Trecho fornecido>
O parlamentar - que foi eleito pelo Rede Sustentabilidade, em 2018, e está se filiando ao PT, agora, em 2022 - conta em entrevista exclusiva ao iG Queer que esta não é a primeira vez que passa por um caso de homofobia. Antes de se tornar senador, Fabiano era formado em direito e pleiteava uma vaga em um concurso para delegado da polícia civil. Naquela época, quando ainda não havia se declarado como uma pessoa LGBT diante da sociedade, fez a prova para conquistar o cargo, passou em primeiro lugar na academia de Polícia de São Paulo, juntamente com outros 44 delegados aprovados. Naquele momento, existiam duas listas para conseguir a promoção, sendo a primeira por merecimento e a outra por antiguidade. A primeira referia-se aos títulos conquistados durante a vida profissional.

“Eu tinha passado para a Polícia Federal, era professor substituto em uma universidade federal, tinha vários títulos, então eu era o cabeça da lista de merecimento. Já por antiguidade, todos os 44 estavam no mesmo nível porque todos tomam posse no mesmo dia”, introduz. “Existia uma avaliação pessoal do delegado de polícia, então tinha um requisito lá que falava sobre ‘comportamento social’. Se o delegado especial olhasse para você e dissesse que você não tem ‘comportamento social’, já saiu da lista do merecimento. Isso aconteceu comigo”, conta.

Fabiano afirma que os delegados avaliadores disseram que ele não tinha um ‘comportamento social’, sem prova, processo ou qualquer justificativa plausível. Então, ele saiu da concorrência à vaga por merecimento. Já na lista por antiguidade, ele ficou no final da fila porque o critério do desempate era a idade e ele era o segundo delegado mais novo no concurso.

“Existem vários tipos de preconceitos, de homofobia, de racismo. Às vezes isso é explícito, mas também pode ser velado”, lamenta. “Hoje eu vejo que aquela minha não-promoção na carreira de delegado foi um comportamento preconceituoso, nunca foi explícito. Também tenho que reconhecer um espaço privilegiado dentro da comunidade porque eu sou um homem cisgênero branco, totalmente diferente de um homem trans, uma mulher trans negra, de uma travesti, por isso que a gente tem que olhar para trás e agradecer. Quantas travestis pagaram com a vida, com a integridade física, foram expulsas de casa e ainda são, para permitir que eu estivesse aqui no senado hoje? Quando você tem uma vereadora que é travesti ou uma deputada que é uma mulher trans, existem outras formas de discriminação que vão se aprofundando”.

Conjunto de dados>
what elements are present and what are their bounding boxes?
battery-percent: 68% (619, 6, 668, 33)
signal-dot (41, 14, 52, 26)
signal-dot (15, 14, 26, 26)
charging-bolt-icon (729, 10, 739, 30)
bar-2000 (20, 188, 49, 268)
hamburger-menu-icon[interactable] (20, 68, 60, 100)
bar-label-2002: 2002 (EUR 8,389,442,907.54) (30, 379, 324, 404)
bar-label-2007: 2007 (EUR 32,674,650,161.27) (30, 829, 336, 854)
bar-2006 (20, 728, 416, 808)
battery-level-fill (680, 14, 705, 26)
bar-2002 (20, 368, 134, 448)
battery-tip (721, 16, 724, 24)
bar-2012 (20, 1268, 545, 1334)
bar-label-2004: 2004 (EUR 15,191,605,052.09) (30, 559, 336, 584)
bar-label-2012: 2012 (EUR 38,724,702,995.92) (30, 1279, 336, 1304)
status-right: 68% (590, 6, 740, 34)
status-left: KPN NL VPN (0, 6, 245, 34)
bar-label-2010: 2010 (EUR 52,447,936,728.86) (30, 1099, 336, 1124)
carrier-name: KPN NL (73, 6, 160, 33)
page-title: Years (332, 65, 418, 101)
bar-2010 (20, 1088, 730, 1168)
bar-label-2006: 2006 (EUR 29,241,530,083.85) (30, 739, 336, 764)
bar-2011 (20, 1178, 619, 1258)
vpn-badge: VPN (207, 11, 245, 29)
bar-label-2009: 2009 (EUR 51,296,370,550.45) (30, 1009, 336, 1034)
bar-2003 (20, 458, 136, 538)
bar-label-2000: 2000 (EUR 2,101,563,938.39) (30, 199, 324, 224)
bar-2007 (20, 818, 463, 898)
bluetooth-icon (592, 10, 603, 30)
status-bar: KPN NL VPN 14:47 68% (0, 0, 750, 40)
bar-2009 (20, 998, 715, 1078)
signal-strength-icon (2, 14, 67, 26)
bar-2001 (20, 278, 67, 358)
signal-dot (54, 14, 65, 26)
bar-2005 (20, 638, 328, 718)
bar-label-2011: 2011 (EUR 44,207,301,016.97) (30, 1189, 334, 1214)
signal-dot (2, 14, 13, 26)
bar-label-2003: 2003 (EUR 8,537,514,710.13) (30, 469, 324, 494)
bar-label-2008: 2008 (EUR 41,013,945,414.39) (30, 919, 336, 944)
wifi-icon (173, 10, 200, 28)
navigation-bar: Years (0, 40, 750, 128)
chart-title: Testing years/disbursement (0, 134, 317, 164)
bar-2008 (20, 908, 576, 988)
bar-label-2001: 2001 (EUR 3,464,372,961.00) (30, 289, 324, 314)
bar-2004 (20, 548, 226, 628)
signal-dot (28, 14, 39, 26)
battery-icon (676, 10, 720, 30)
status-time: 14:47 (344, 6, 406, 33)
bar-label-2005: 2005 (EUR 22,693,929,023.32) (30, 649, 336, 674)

Instrução escrita A> Segundo o trecho sobre o senador Fabiano, qual era o critério de desempate na lista por antiguidade?
Instrução escrita B> Por favor, dê continuidade ao trecho sobre o senador Fabiano a partir da última frase apresentada.

Resultado da tarefa A> A idade.

Resultado da tarefa B>
Católico, o senador teve muita dificuldade para “sair do armário” e enfrentou os dogmas e pensamentos tortuosos da igreja para assumir sua sexualidade. Ele diz que carregava uma “culpa” por ter sentimentos homossexuais e nunca se permitia a se relacionar com um outro homem. Por este motivo, ele conseguiu dar o primeiro passo somente aos 26 anos, quando engatou um romance com o primeiro namorado.

“Eu era atingido pelos comentários das pessoas falando ‘o Contarato é inteligente, mas é gay’ e eu nunca tinha nem me declarado, nunca tinha tido nenhum relacionamento. Então, a válvula de escape era a religião. Rezava muito para que Deus mudasse isso em mim e focava no estudo. Para que as pessoas me aceitassem, eu tinha que ser o melhor. É como se houvesse uma compensação. Não por maldade, eu só pensava que ‘para suprir esse lado, eu tenho que ser o melhor aluno’. Esse foi o meu caminho.”

Fabiano, então, decidiu gritar ao mundo sobre os sentimentos dele e entendeu o amor de Deus de uma forma diferente, com os olhos de quem não exclui, mas daquele que inclui. “Gosto muito de falar que a minha religião é o amor. Foi muito complicado porque eu estava nessa família que eu amo, com meus pais e irmãos, sem poder me declarar para eles porque é muito difícil. Parece que você usa uma máscara o tempo todo. Você não é você para as pessoas que você mais ama”.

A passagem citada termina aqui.